REQUEST:
Tally up the lines carrying the string "давления" and respond with only the resulting number.

______

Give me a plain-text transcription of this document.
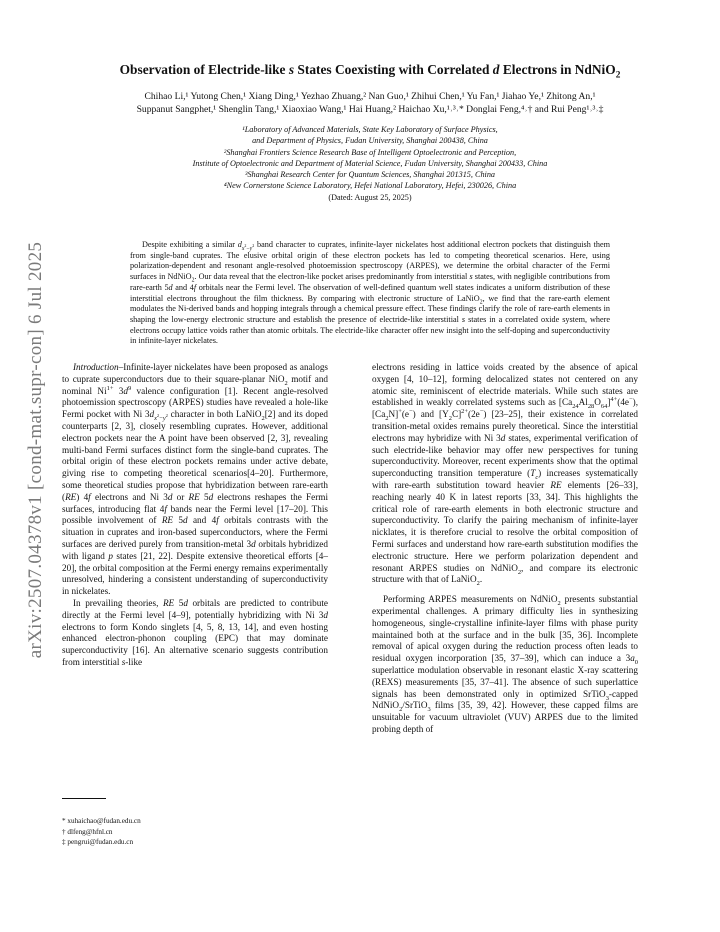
arXiv:2507.04378v1 [cond-mat.supr-con] 6 Jul 2025
Observation of Electride-like s States Coexisting with Correlated d Electrons in NdNiO$_2$
Chihao Li,¹ Yutong Chen,¹ Xiang Ding,¹ Yezhao Zhuang,² Nan Guo,¹ Zhihui Chen,¹ Yu Fan,¹ Jiahao Ye,¹ Zhitong An,¹
Suppanut Sangphet,¹ Shenglin Tang,¹ Xiaoxiao Wang,¹ Hai Huang,² Haichao Xu,¹˒³˒* Donglai Feng,⁴˒† and Rui Peng¹˒³˒‡
¹Laboratory of Advanced Materials, State Key Laboratory of Surface Physics,
and Department of Physics, Fudan University, Shanghai 200438, China
²Shanghai Frontiers Science Research Base of Intelligent Optoelectronic and Perception,
Institute of Optoelectronic and Department of Material Science, Fudan University, Shanghai 200433, China
³Shanghai Research Center for Quantum Sciences, Shanghai 201315, China
⁴New Cornerstone Science Laboratory, Hefei National Laboratory, Hefei, 230026, China
(Dated: August 25, 2025)
Despite exhibiting a similar $d_{x^2-y^2}$ band character to cuprates, infinite-layer nickelates host additional electron pockets that distinguish them from single-band cuprates. The elusive orbital origin of these electron pockets has led to competing theoretical scenarios. Here, using polarization-dependent and resonant angle-resolved photoemission spectroscopy (ARPES), we determine the orbital character of the Fermi surfaces in NdNiO$_2$. Our data reveal that the electron-like pocket arises predominantly from interstitial s states, with negligible contributions from rare-earth 5d and 4f orbitals near the Fermi level. The observation of well-defined quantum well states indicates a uniform distribution of these interstitial electrons throughout the film thickness. By comparing with electronic structure of LaNiO$_2$, we find that the rare-earth element modulates the Ni-derived bands and hopping integrals through a chemical pressure effect. These findings clarify the role of rare-earth elements in shaping the low-energy electronic structure and establish the presence of electride-like interstitial s states in a correlated oxide system, where electrons occupy lattice voids rather than atomic orbitals. The electride-like character offer new insight into the self-doping and superconductivity in infinite-layer nickelates.

Introduction–Infinite-layer nickelates have been proposed as analogs to cuprate superconductors due to their square-planar NiO$_2$ motif and nominal $Ni^{1+}$ $3d^9$ valence configuration [1]. Recent angle-resolved photoemission spectroscopy (ARPES) studies have revealed a hole-like Fermi pocket with Ni $3d_{x^2-y^2}$ character in both LaNiO$_2$[2] and its doped counterparts [2, 3], closely resembling cuprates. However, additional electron pockets near the A point have been observed [2, 3], revealing multi-band Fermi surfaces distinct form the single-band cuprates. The orbital origin of these electron pockets remains under active debate, giving rise to competing theoretical scenarios[4–20]. Furthermore, some theoretical studies propose that hybridization between rare-earth (RE) 4f electrons and Ni 3d or RE 5d electrons reshapes the Fermi surfaces, introducing flat 4f bands near the Fermi level [17–20]. This possible involvement of RE 5d and 4f orbitals contrasts with the situation in cuprates and iron-based superconductors, where the Fermi surfaces are derived purely from transition-metal 3d orbitals hybridized with ligand p states [21, 22]. Despite extensive theoretical efforts [4–20], the orbital composition at the Fermi energy remains experimentally unresolved, hindering a consistent understanding of superconductivity in nickelates.

In prevailing theories, RE 5d orbitals are predicted to contribute directly at the Fermi level [4–9], potentially hybridizing with Ni 3d electrons to form Kondo singlets [4, 5, 8, 13, 14], and even hosting enhanced electron-phonon coupling (EPC) that may dominate superconductivity [16]. An alternative scenario suggests contribution from interstitial s-like

electrons residing in lattice voids created by the absence of apical oxygen [4, 10–12], forming delocalized states not centered on any atomic site, reminiscent of electride materials. While such states are established in weakly correlated systems such as $[Ca_{24}Al_{28}O_{64}]^{4+}(4e^-)$, $[Ca_2N]^+(e^-)$ and $[Y_2C]^{2+}(2e^-)$ [23–25], their existence in correlated transition-metal oxides remains purely theoretical. Since the interstitial electrons may hybridize with Ni 3d states, experimental verification of such electride-like behavior may offer new perspectives for tuning superconductivity. Moreover, recent experiments show that the optimal superconducting transition temperature $(T_c)$ increases systematically with rare-earth substitution toward heavier RE elements [26–33], reaching nearly 40 K in latest reports [33, 34]. This highlights the critical role of rare-earth elements in both electronic structure and superconductivity. To clarify the pairing mechanism of infinite-layer nicklates, it is therefore crucial to resolve the orbital composition of Fermi surfaces and understand how rare-earth substitution modifies the electronic structure. Here we perform polarization dependent and resonant ARPES studies on NdNiO$_2$, and compare its electronic structure with that of LaNiO$_2$.

Performing ARPES measurements on NdNiO$_2$ presents substantial experimental challenges. A primary difficulty lies in synthesizing homogeneous, single-crystalline infinite-layer films with phase purity maintained both at the surface and in the bulk [35, 36]. Incomplete removal of apical oxygen during the reduction process often leads to residual oxygen incorporation [35, 37–39], which can induce a $3a_0$ superlattice modulation observable in resonant elastic X-ray scattering (REXS) measurements [35, 37–41]. The absence of such superlattice signals has been demonstrated only in optimized SrTiO$_3$-capped NdNiO$_2$/SrTiO$_3$ films [35, 39, 42]. However, these capped films are unsuitable for vacuum ultraviolet (VUV) ARPES due to the limited probing depth of

* xuhaichao@fudan.edu.cn
† dlfeng@hfnl.cn
‡ pengrui@fudan.edu.cn
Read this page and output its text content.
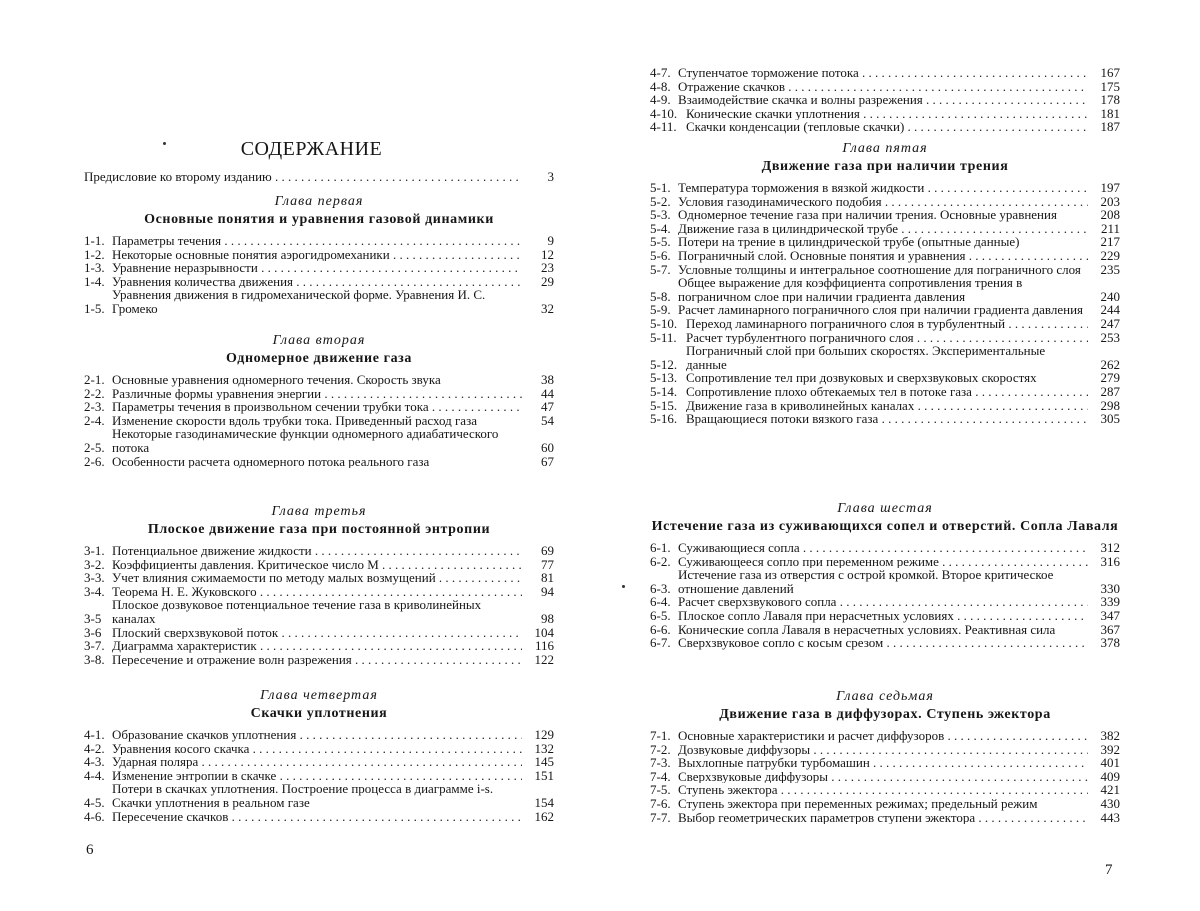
СОДЕРЖАНИЕ
Предисловие ко второму изданию . . .	3

Глава первая

Основные понятия и уравнения газовой динамики

1-1. Параметры течения . . .	9
1-2. Некоторые основные понятия аэрогидромеханики . . .	12
1-3. Уравнение неразрывности . . .	23
1-4. Уравнения количества движения . . .	29
1-5.
Уравнения движения в гидромеханической форме. Уравнения И. С. Громеко	32

Глава вторая

Одномерное движение газа

2-1. Основные уравнения одномерного течения. Скорость звука	38
2-2. Различные формы уравнения энергии . . .	44
2-3. Параметры течения в произвольном сечении трубки тока . . .	47
2-4. Изменение скорости вдоль трубки тока. Приведенный расход газа	54
2-5.
Некоторые газодинамические функции одномерного адиабатического потока	60
2-6. Особенности расчета одномерного потока реального газа	67

Глава третья

Плоское движение газа при постоянной энтропии

3-1. Потенциальное движение жидкости . . .	69
3-2. Коэффициенты давления. Критическое число М . . .	77
3-3. Учет влияния сжимаемости по методу малых возмущений . . .	81
3-4. Теорема Н. Е. Жуковского . . .	94
3-5
Плоское дозвуковое потенциальное течение газа в криволинейных каналах	98
3-6 Плоский сверхзвуковой поток . . .	104
3-7. Диаграмма характеристик . . .	116
3-8. Пересечение и отражение волн разрежения . . .	122

Глава четвертая

Скачки уплотнения

4-1. Образование скачков уплотнения . . .	129
4-2. Уравнения косого скачка . . .	132
4-3. Ударная поляра . . .	145
4-4. Изменение энтропии в скачке . . .	151
4-5.
Потери в скачках уплотнения. Построение процесса в диаграмме i-s. Скачки уплотнения в реальном газе	154
4-6. Пересечение скачков . . .	162
6
4-7. Ступенчатое торможение потока . . .	167
4-8. Отражение скачков . . .	175
4-9. Взаимодействие скачка и волны разрежения . . .	178
4-10. Конические скачки уплотнения . . .	181
4-11. Скачки конденсации (тепловые скачки) . . .	187

Глава пятая

Движение газа при наличии трения

5-1. Температура торможения в вязкой жидкости . . .	197
5-2. Условия газодинамического подобия . . .	203
5-3. Одномерное течение газа при наличии трения. Основные уравнения	208
5-4. Движение газа в цилиндрической трубе . . .	211
5-5. Потери на трение в цилиндрической трубе (опытные данные)	217
5-6. Пограничный слой. Основные понятия и уравнения . . .	229
5-7. Условные толщины и интегральное соотношение для пограничного слоя	235
5-8.
Общее выражение для коэффициента сопротивления трения в пограничном слое при наличии градиента давления	240
5-9. Расчет ламинарного пограничного слоя при наличии градиента давления	244
5-10. Переход ламинарного пограничного слоя в турбулентный . . .	247
5-11. Расчет турбулентного пограничного слоя . . .	253
5-12.
Пограничный слой при больших скоростях. Экспериментальные данные	262
5-13. Сопротивление тел при дозвуковых и сверхзвуковых скоростях	279
5-14. Сопротивление плохо обтекаемых тел в потоке газа . . .	287
5-15. Движение газа в криволинейных каналах . . .	298
5-16. Вращающиеся потоки вязкого газа . . .	305

Глава шестая

Истечение газа из суживающихся сопел и отверстий. Сопла Лаваля

6-1. Суживающиеся сопла . . .	312
6-2. Суживающееся сопло при переменном режиме . . .	316
6-3.
Истечение газа из отверстия с острой кромкой. Второе критическое отношение давлений	330
6-4. Расчет сверхзвукового сопла . . .	339
6-5. Плоское сопло Лаваля при нерасчетных условиях . . .	347
6-6. Конические сопла Лаваля в нерасчетных условиях. Реактивная сила	367
6-7. Сверхзвуковое сопло с косым срезом . . .	378

Глава седьмая

Движение газа в диффузорах. Ступень эжектора

7-1. Основные характеристики и расчет диффузоров . . .	382
7-2. Дозвуковые диффузоры . . .	392
7-3. Выхлопные патрубки турбомашин . . .	401
7-4. Сверхзвуковые диффузоры . . .	409
7-5. Ступень эжектора . . .	421
7-6. Ступень эжектора при переменных режимах; предельный режим	430
7-7. Выбор геометрических параметров ступени эжектора . . .	443
7
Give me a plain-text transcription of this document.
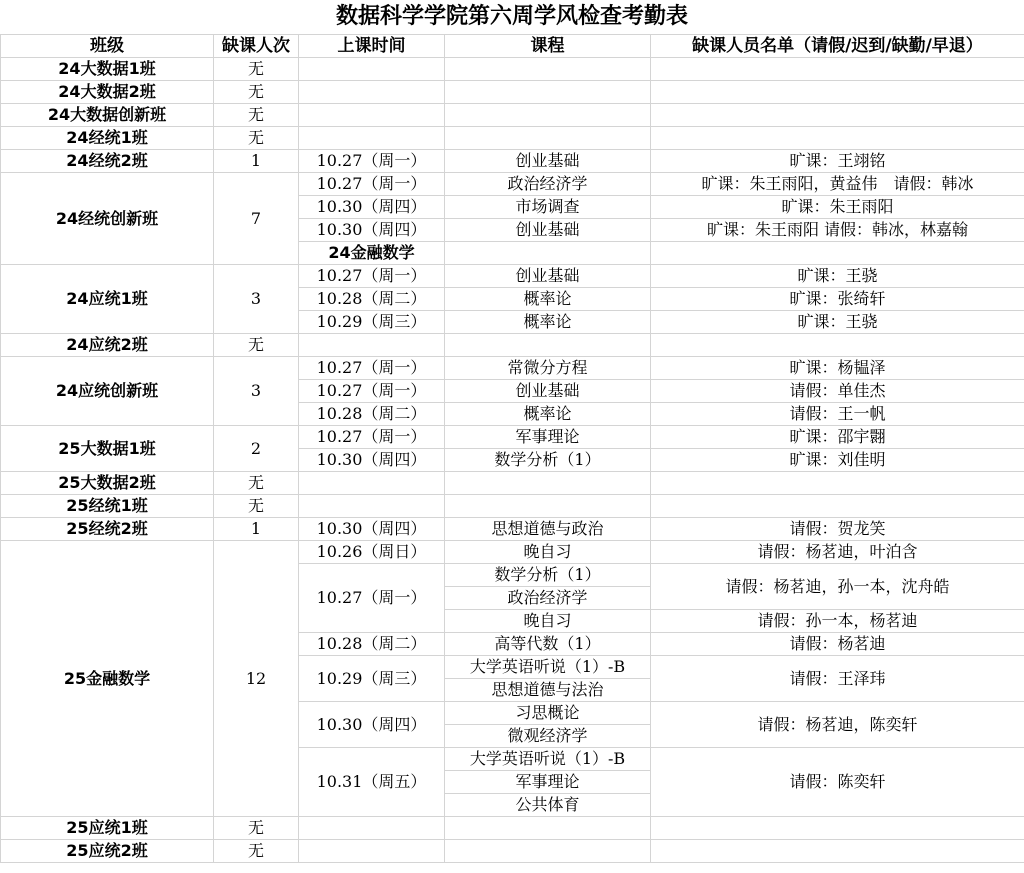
数据科学学院第六周学风检查考勤表
班级	缺课人次	上课时间	课程	缺课人员名单（请假/迟到/缺勤/早退）	
24大数据1班	无				
24大数据2班	无				
24大数据创新班	无				
24经统1班	无				
24经统2班	1	10.27（周一）	创业基础	旷课：王翊铭	
24经统创新班	7	10.27（周一）	政治经济学	旷课：朱王雨阳，黄益伟　请假：韩冰	
		10.30（周四）	市场调查	旷课：朱王雨阳	
		10.30（周四）	创业基础	旷课：朱王雨阳 请假：韩冰，林嘉翰	
		24金融数学				
24应统1班	3	10.27（周一）	创业基础	旷课：王骁	
		10.28（周二）	概率论	旷课：张绮轩	
		10.29（周三）	概率论	旷课：王骁	
24应统2班	无				
24应统创新班	3	10.27（周一）	常微分方程	旷课：杨韫泽	
		10.27（周一）	创业基础	请假：单佳杰	
		10.28（周二）	概率论	请假：王一帆	
25大数据1班	2	10.27（周一）	军事理论	旷课：邵宇翾	
		10.30（周四）	数学分析（1）	旷课：刘佳明	
25大数据2班	无				
25经统1班	无				
25经统2班	1	10.30（周四）	思想道德与政治	请假：贺龙笑	
25金融数学	12	10.26（周日）	晚自习	请假：杨茗迪，叶泊含	
		10.27（周一）	数学分析（1）	请假：杨茗迪，孙一本，沈舟皓	
			政治经济学		
			晚自习	请假：孙一本，杨茗迪	
		10.28（周二）	高等代数（1）	请假：杨茗迪	
		10.29（周三）	大学英语听说（1）-B	请假：王泽玮	
			思想道德与法治		
		10.30（周四）	习思概论	请假：杨茗迪，陈奕轩	
			微观经济学		
		10.31（周五）	大学英语听说（1）-B	请假：陈奕轩	
			军事理论		
			公共体育		
25应统1班	无				
25应统2班	无				
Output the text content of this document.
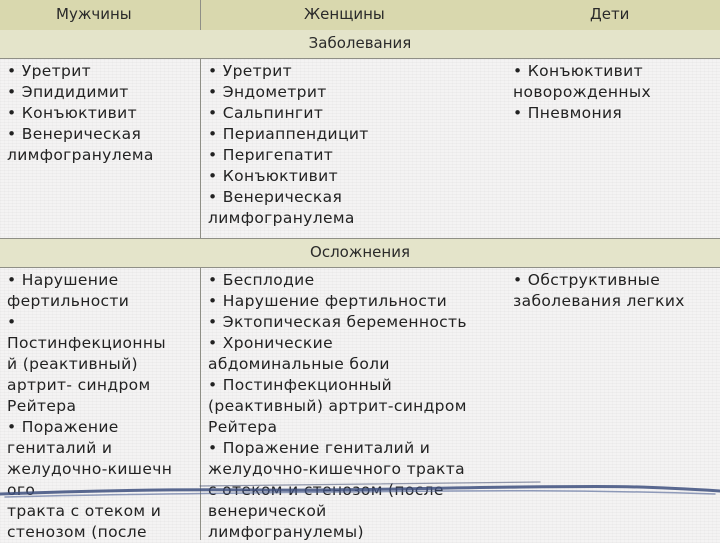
Мужчины	Женщины	Дети
Заболевания
Осложнения
• Уретрит
• Эпидидимит
• Конъюктивит
• Венерическая
лимфогранулема
• Уретрит
• Эндометрит
• Сальпингит
• Периаппендицит
• Перигепатит
• Конъюктивит
• Венерическая
лимфогранулема
• Конъюктивит
новорожденных
• Пневмония
• Нарушение
фертильности
•
Постинфекционны
й (реактивный)
артрит- синдром
Рейтера
• Поражение
гениталий и
желудочно-кишечн
ого
тракта с отеком и
стенозом (после
• Бесплодие
• Нарушение фертильности
• Эктопическая беременность
• Хронические
абдоминальные боли
• Постинфекционный
(реактивный) артрит-синдром
Рейтера
• Поражение гениталий и
желудочно-кишечного тракта
с отеком и стенозом (после
венерической
лимфогранулемы)
• Обструктивные
заболевания легких
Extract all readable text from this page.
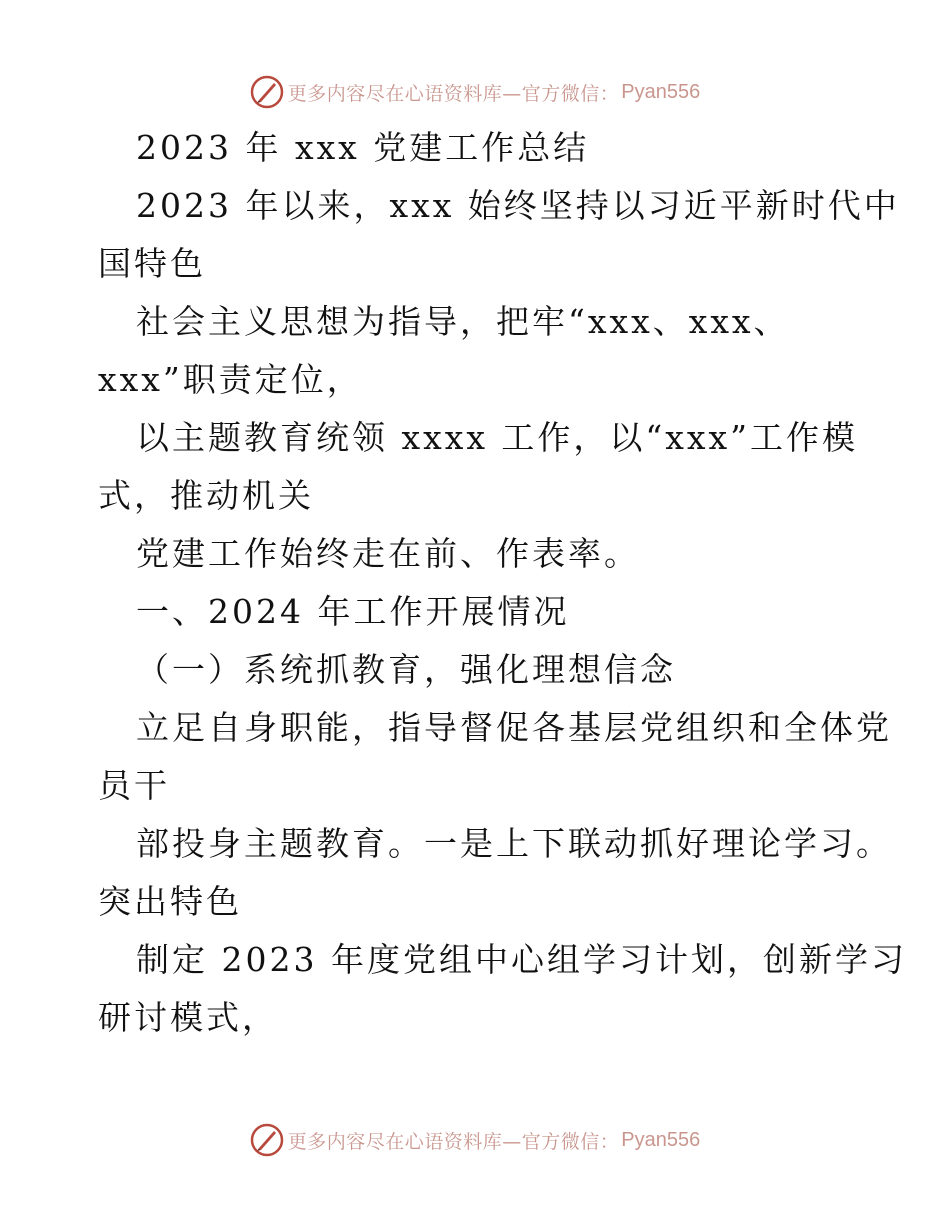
更多内容尽在心语资料库—官方微信： Pyan556
2023 年 xxx 党建工作总结
2023 年以来，xxx 始终坚持以习近平新时代中
国特色
社会主义思想为指导，把牢“xxx、xxx、
xxx”职责定位，
以主题教育统领 xxxx 工作，以“xxx”工作模
式，推动机关
党建工作始终走在前、作表率。
一、2024 年工作开展情况
（一）系统抓教育，强化理想信念
立足自身职能，指导督促各基层党组织和全体党
员干
部投身主题教育。一是上下联动抓好理论学习。
突出特色
制定 2023 年度党组中心组学习计划，创新学习
研讨模式，
更多内容尽在心语资料库—官方微信： Pyan556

______

FINAL RESULT:
3